▶ **What is being asked**:
What you give back from the listing below should be an exact copy of the lines from the one with "Extract 15 of" down to the one with "Find all labels, buttons, inputs, and", and it should contain no pictures.

-- Supplied data follows --

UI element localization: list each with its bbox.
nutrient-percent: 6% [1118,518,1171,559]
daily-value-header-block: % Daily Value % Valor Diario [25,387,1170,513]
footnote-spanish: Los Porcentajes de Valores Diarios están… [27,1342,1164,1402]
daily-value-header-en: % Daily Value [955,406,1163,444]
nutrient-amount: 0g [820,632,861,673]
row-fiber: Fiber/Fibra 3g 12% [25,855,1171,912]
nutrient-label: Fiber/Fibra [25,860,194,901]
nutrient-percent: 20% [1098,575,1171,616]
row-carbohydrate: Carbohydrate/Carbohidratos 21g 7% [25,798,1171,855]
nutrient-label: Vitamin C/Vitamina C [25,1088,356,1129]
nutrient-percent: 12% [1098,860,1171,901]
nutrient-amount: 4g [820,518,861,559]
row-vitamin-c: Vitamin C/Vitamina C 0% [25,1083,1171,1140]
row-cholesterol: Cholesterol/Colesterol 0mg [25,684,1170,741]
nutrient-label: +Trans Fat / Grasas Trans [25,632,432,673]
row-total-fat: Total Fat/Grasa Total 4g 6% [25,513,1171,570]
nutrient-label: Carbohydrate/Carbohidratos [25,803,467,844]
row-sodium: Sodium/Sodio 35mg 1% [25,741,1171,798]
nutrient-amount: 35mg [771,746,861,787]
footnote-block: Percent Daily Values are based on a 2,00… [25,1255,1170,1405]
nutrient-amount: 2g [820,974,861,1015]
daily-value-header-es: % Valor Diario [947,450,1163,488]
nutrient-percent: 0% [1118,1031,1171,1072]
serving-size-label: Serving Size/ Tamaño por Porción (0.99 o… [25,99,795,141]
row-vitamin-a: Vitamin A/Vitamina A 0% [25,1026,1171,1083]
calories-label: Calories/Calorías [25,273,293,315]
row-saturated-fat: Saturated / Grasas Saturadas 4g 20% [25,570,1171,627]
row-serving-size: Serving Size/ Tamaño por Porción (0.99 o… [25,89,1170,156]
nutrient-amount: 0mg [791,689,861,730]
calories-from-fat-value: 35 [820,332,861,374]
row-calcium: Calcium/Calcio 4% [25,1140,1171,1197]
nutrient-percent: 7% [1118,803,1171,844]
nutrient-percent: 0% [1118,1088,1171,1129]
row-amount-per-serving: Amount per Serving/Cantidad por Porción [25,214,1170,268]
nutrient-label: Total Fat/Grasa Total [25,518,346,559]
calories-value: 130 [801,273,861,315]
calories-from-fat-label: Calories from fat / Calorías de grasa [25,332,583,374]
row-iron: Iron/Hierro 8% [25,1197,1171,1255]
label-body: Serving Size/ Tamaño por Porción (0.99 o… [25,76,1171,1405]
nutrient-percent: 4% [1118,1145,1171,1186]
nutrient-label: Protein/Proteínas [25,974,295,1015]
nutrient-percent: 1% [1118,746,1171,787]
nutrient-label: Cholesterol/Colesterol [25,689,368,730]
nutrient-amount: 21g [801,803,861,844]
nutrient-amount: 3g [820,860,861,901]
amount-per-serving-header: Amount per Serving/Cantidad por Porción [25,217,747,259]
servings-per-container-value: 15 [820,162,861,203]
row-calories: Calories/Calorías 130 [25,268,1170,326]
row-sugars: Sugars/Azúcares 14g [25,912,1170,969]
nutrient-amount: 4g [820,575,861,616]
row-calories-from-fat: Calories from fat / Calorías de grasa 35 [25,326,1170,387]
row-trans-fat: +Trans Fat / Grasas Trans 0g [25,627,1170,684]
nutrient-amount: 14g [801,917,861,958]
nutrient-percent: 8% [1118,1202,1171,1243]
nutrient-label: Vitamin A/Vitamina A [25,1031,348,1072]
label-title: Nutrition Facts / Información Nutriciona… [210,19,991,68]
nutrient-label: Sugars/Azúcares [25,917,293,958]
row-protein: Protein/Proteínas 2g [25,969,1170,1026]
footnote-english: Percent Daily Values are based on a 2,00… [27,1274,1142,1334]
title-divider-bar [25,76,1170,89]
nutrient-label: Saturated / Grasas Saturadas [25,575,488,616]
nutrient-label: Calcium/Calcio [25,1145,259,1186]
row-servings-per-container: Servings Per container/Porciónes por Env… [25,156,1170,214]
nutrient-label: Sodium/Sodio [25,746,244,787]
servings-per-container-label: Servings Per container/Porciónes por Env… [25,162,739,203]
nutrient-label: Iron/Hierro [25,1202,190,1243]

-- Supplied data concluded --
-- Supplied data follows --

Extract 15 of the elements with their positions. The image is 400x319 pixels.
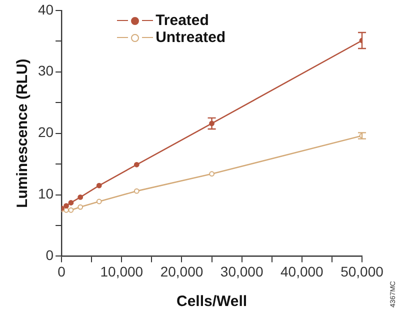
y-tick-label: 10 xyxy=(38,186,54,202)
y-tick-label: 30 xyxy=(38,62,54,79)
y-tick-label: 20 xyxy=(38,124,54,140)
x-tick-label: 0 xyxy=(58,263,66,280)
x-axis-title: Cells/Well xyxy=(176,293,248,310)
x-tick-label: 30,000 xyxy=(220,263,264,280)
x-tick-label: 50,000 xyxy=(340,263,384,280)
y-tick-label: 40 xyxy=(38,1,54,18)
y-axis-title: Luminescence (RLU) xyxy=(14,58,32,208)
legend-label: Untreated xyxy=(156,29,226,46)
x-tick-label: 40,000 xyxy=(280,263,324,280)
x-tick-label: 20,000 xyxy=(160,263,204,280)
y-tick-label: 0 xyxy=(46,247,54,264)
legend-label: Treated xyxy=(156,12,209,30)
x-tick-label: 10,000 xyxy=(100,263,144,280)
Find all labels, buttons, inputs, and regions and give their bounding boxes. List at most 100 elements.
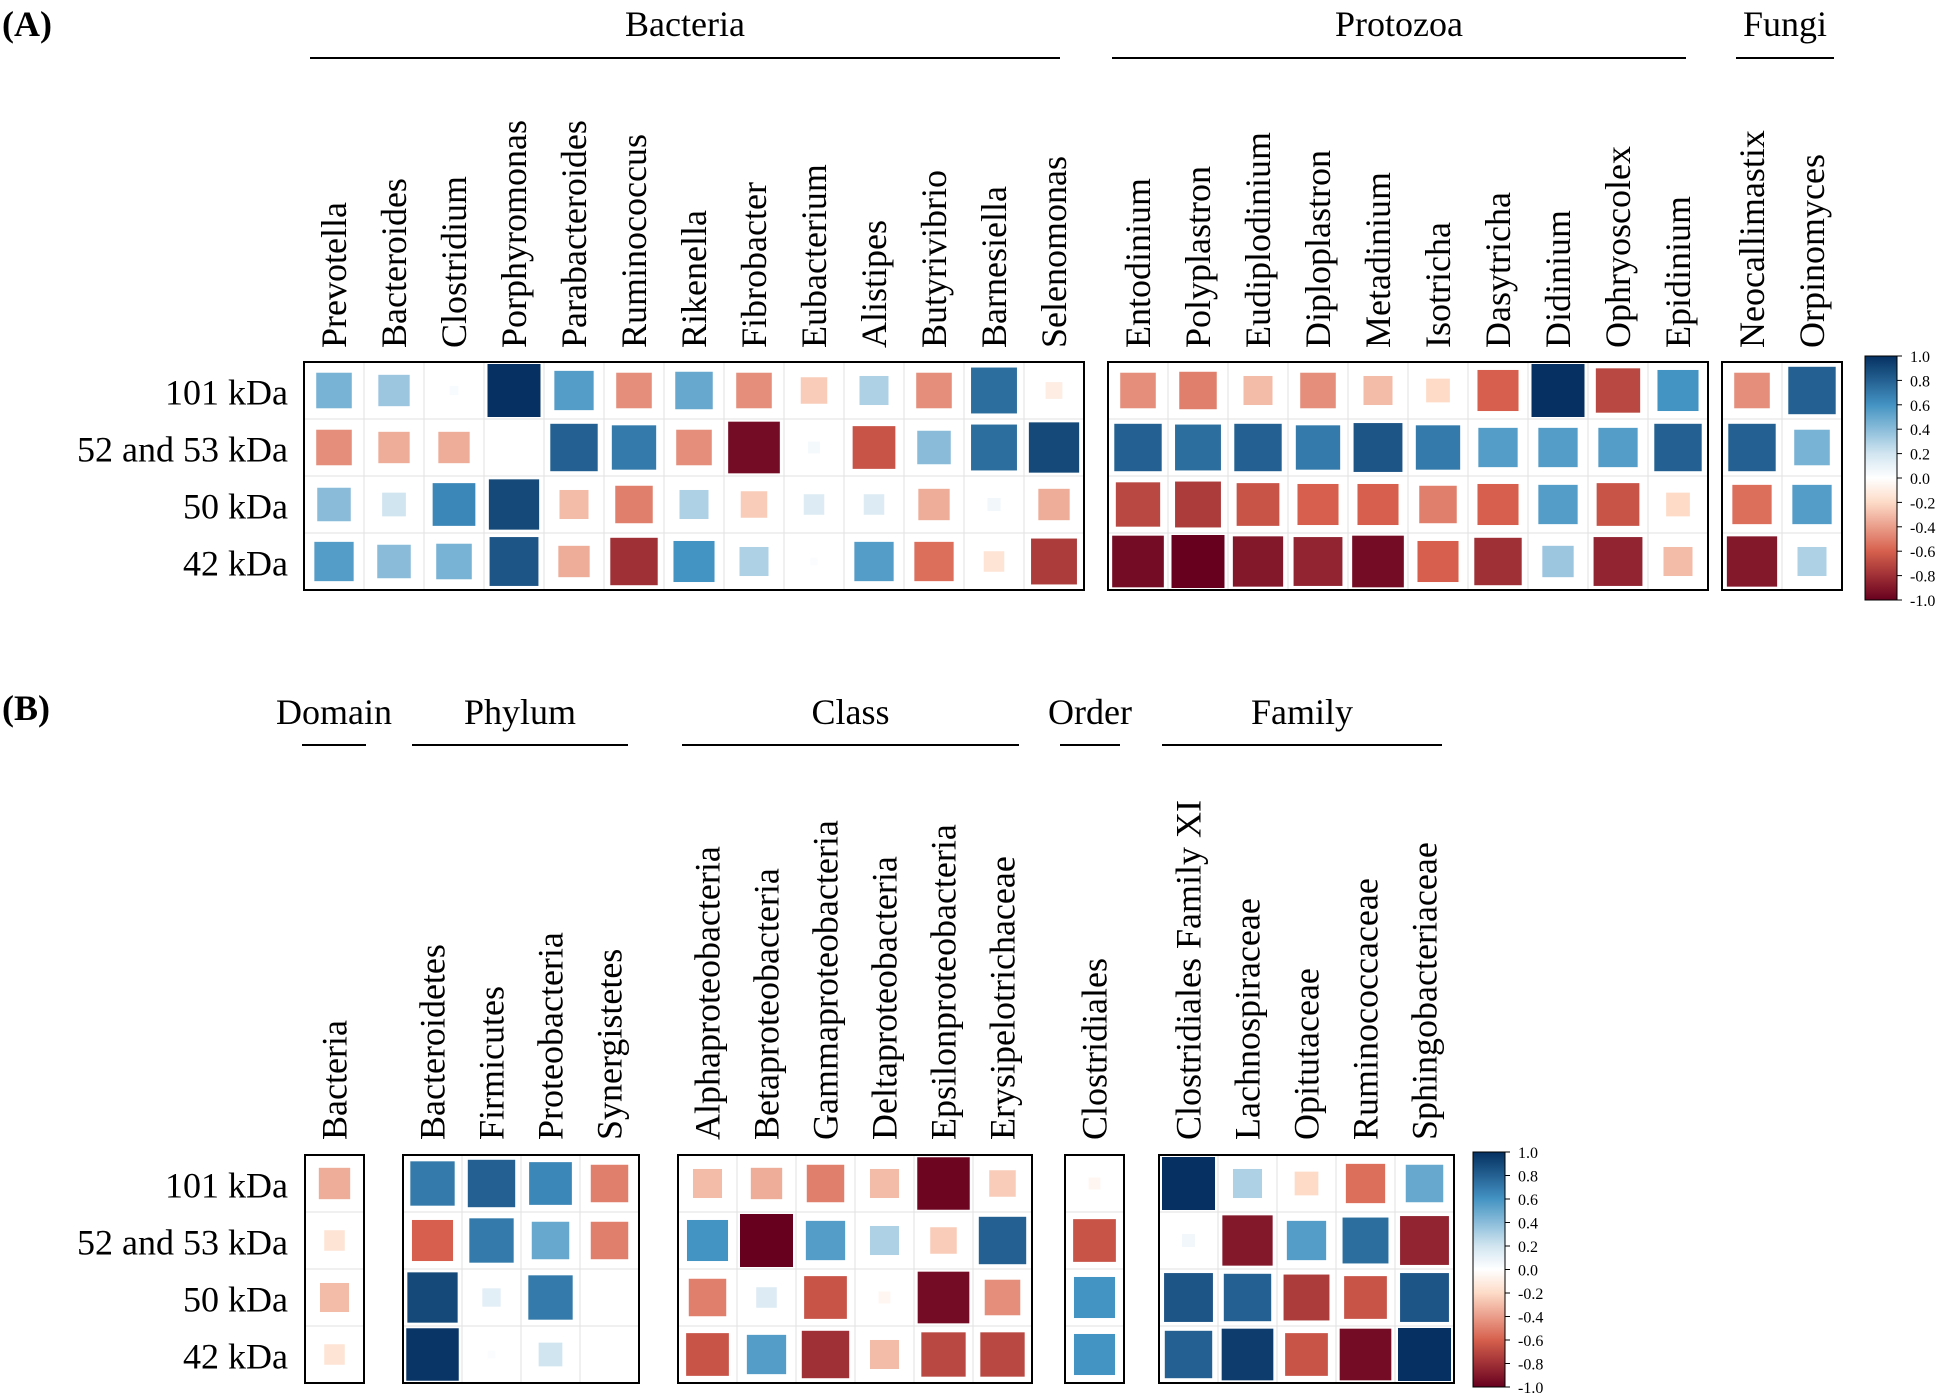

-- Supplied data concluded --
-- Supplied data follows --

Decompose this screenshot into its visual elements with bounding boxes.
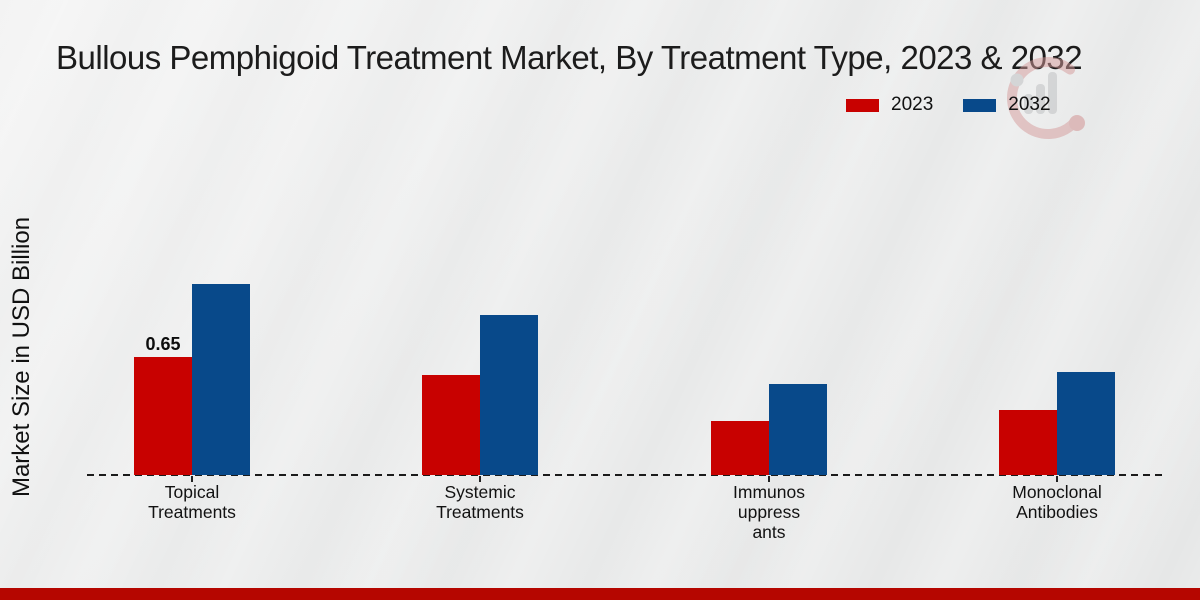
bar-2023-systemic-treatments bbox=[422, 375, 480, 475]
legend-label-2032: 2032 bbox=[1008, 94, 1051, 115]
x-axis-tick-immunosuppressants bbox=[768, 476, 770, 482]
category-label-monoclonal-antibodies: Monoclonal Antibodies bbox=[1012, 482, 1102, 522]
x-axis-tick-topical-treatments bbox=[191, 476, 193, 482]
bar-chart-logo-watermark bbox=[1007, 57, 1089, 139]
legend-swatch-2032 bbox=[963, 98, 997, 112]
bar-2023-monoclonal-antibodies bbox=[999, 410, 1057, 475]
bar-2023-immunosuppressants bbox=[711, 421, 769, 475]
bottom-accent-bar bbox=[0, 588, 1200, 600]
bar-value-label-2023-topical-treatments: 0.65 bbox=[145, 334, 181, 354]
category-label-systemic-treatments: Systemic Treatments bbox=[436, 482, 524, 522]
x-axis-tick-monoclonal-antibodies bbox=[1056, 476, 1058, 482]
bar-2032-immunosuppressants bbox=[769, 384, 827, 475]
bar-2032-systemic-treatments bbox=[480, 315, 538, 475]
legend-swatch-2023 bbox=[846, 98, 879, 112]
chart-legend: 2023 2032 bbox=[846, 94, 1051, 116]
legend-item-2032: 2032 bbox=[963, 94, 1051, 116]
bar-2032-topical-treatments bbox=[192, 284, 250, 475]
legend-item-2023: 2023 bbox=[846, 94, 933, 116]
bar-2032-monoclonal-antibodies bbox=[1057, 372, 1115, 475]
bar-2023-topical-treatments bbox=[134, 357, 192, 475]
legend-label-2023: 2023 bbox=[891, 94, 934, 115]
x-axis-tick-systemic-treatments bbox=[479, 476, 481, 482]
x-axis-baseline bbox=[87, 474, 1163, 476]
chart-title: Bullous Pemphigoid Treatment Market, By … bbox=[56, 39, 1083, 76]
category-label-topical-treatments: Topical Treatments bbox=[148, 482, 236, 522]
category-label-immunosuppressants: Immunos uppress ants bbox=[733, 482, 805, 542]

-- Supplied data concluded --

▶ **Response to the task**:
Extract 15 of the elements with their positions. The image is 400x319 pixels.
y-tick-label: 10 xyxy=(38,186,54,202)
y-tick-label: 30 xyxy=(38,62,54,79)
y-tick-label: 20 xyxy=(38,124,54,140)
x-tick-label: 0 xyxy=(58,263,66,280)
x-axis-title: Cells/Well xyxy=(176,293,248,310)
x-tick-label: 30,000 xyxy=(220,263,264,280)
x-tick-label: 50,000 xyxy=(340,263,384,280)
y-tick-label: 40 xyxy=(38,1,54,18)
y-axis-title: Luminescence (RLU) xyxy=(14,58,32,208)
legend-label: Untreated xyxy=(156,29,226,46)
x-tick-label: 40,000 xyxy=(280,263,324,280)
x-tick-label: 20,000 xyxy=(160,263,204,280)
y-tick-label: 0 xyxy=(46,247,54,264)
legend-label: Treated xyxy=(156,12,209,30)
x-tick-label: 10,000 xyxy=(100,263,144,280)
Find all labels, buttons, inputs, and regions and give their bounding boxes. List at most 100 elements.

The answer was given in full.